§ **EXERCISE DESCRIPTION**
Give the number of lines holding the string "degrees" and nothing more.

┌─ DATA IN THIS EXERCISE

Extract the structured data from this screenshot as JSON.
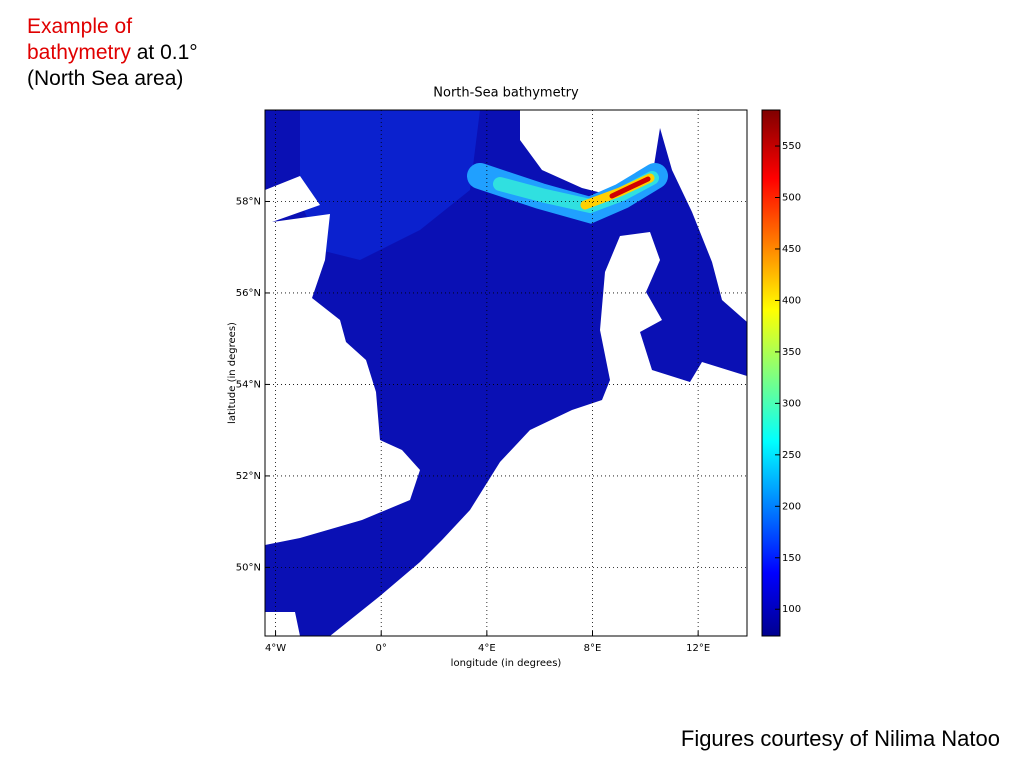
{
  "caption": [
    "Example of",
    "bathymetry",
    "at 0.1°",
    "(North Sea area)"
  ],
  "footer": "Figures courtesy of Nilima Natoo",
  "chart_data": {
    "type": "heatmap",
    "title": "North-Sea bathymetry",
    "xlabel": "longitude (in degrees)",
    "ylabel": "latitude (in degrees)",
    "xlim": [
      -4.4,
      13.85
    ],
    "xticks": [
      {
        "value": -4,
        "label": "4°W"
      },
      {
        "value": 0,
        "label": "0°"
      },
      {
        "value": 4,
        "label": "4°E"
      },
      {
        "value": 8,
        "label": "8°E"
      },
      {
        "value": 12,
        "label": "12°E"
      }
    ],
    "ylim": [
      48.5,
      60
    ],
    "yticks": [
      {
        "value": 50,
        "label": "50°N"
      },
      {
        "value": 52,
        "label": "52°N"
      },
      {
        "value": 54,
        "label": "54°N"
      },
      {
        "value": 56,
        "label": "56°N"
      },
      {
        "value": 58,
        "label": "58°N"
      }
    ],
    "clim": [
      74,
      585
    ],
    "cticks": [
      100,
      150,
      200,
      250,
      300,
      350,
      400,
      450,
      500,
      550
    ],
    "colormap": "jet",
    "grid": true
  }
}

└─

§ **TASK RESULT**
2